## DIRECTIONS
Set out the records below as a JSON list of strings, one string per line with blank lines left out, starting at the first line and ending at the line that contains "- d-mm-cell: 30: [368, 588, 383, 604]".

## RECORDED DATA

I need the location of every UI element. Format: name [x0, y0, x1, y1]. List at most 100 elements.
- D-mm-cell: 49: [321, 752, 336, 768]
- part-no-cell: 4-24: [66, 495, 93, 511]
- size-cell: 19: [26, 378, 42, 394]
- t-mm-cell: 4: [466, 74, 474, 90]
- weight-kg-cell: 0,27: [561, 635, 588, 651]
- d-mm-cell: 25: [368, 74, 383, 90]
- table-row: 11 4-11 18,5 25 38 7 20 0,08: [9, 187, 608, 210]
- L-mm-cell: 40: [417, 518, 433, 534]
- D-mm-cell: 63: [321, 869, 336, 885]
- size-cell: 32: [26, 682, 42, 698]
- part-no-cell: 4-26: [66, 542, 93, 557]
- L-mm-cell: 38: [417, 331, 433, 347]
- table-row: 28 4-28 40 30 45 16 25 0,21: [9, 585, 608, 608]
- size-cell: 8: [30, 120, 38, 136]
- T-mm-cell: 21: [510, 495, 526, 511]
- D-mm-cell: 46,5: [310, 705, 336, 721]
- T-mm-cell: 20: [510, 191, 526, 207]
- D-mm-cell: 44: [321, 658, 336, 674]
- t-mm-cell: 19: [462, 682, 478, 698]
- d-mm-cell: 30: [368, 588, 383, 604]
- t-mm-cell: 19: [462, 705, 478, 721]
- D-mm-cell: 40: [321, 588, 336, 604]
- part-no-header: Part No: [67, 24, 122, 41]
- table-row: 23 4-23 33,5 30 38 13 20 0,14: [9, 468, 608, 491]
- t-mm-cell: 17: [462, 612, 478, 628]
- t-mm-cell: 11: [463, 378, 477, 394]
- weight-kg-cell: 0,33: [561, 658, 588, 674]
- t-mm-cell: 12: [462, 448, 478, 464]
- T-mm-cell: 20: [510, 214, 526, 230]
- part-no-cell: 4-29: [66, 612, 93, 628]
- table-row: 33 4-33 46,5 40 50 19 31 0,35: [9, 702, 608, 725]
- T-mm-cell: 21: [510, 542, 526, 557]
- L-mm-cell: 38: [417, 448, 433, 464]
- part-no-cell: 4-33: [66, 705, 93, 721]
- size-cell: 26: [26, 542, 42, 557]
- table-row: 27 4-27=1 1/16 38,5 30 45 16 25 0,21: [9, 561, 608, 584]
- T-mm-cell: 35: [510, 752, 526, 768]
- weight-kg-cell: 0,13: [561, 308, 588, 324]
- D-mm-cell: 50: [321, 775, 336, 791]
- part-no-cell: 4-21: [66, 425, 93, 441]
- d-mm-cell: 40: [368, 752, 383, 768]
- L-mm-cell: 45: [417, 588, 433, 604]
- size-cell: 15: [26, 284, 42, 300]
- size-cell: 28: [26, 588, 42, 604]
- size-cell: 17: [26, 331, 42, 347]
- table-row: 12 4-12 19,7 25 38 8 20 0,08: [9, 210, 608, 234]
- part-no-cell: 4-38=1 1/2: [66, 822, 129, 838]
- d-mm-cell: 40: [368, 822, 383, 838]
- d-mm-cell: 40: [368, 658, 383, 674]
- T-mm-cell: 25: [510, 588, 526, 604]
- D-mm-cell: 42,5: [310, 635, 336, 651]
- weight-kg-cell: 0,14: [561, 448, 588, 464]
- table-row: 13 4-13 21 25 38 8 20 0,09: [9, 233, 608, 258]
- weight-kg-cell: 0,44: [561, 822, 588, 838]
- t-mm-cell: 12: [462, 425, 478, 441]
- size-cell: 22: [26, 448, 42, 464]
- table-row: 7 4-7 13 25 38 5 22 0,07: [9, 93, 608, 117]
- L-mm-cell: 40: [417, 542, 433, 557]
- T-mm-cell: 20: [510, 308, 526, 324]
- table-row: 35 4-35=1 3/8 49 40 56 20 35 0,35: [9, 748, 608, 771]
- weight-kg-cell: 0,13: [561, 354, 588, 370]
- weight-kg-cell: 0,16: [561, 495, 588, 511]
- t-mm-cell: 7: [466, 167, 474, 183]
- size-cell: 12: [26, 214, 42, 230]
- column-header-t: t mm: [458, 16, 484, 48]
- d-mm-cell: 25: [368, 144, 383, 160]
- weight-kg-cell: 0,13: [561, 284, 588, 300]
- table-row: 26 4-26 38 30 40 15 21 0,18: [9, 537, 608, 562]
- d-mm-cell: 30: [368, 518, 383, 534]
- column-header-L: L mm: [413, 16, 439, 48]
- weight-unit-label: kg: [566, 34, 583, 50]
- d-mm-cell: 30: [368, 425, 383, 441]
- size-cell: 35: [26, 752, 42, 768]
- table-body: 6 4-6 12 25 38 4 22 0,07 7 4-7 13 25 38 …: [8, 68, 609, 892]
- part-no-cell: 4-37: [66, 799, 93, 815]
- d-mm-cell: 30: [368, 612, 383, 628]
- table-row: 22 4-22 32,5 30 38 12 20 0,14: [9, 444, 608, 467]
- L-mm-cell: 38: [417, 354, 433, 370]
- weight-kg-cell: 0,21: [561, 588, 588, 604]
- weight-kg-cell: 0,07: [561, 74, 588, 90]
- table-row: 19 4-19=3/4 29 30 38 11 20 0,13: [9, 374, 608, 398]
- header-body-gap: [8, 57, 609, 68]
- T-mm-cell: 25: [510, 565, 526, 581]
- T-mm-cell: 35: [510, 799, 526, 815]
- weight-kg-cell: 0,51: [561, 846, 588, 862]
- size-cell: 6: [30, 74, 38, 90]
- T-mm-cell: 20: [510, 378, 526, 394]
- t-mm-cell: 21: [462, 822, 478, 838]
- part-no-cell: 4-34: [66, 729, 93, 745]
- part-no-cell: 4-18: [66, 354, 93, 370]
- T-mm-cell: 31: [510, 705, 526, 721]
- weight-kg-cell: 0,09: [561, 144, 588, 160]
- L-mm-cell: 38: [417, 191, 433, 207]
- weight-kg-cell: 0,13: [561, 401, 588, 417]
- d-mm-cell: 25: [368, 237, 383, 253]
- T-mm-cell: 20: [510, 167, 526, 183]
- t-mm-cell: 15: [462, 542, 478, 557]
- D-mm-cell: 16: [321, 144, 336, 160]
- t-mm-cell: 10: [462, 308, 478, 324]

## EXERCISE ANSWER
[
  "I need the location of every UI element. Format: name [x0, y0, x1, y1]. List at most 100 elements.",
  "- D-mm-cell: 49: [321, 752, 336, 768]",
  "- part-no-cell: 4-24: [66, 495, 93, 511]",
  "- size-cell: 19: [26, 378, 42, 394]",
  "- t-mm-cell: 4: [466, 74, 474, 90]",
  "- weight-kg-cell: 0,27: [561, 635, 588, 651]",
  "- d-mm-cell: 25: [368, 74, 383, 90]",
  "- table-row: 11 4-11 18,5 25 38 7 20 0,08: [9, 187, 608, 210]",
  "- L-mm-cell: 40: [417, 518, 433, 534]",
  "- D-mm-cell: 63: [321, 869, 336, 885]",
  "- size-cell: 32: [26, 682, 42, 698]",
  "- part-no-cell: 4-26: [66, 542, 93, 557]",
  "- L-mm-cell: 38: [417, 331, 433, 347]",
  "- table-row: 28 4-28 40 30 45 16 25 0,21: [9, 585, 608, 608]",
  "- size-cell: 8: [30, 120, 38, 136]",
  "- T-mm-cell: 21: [510, 495, 526, 511]",
  "- D-mm-cell: 46,5: [310, 705, 336, 721]",
  "- T-mm-cell: 20: [510, 191, 526, 207]",
  "- D-mm-cell: 44: [321, 658, 336, 674]",
  "- t-mm-cell: 19: [462, 682, 478, 698]",
  "- d-mm-cell: 30: [368, 588, 383, 604]"
]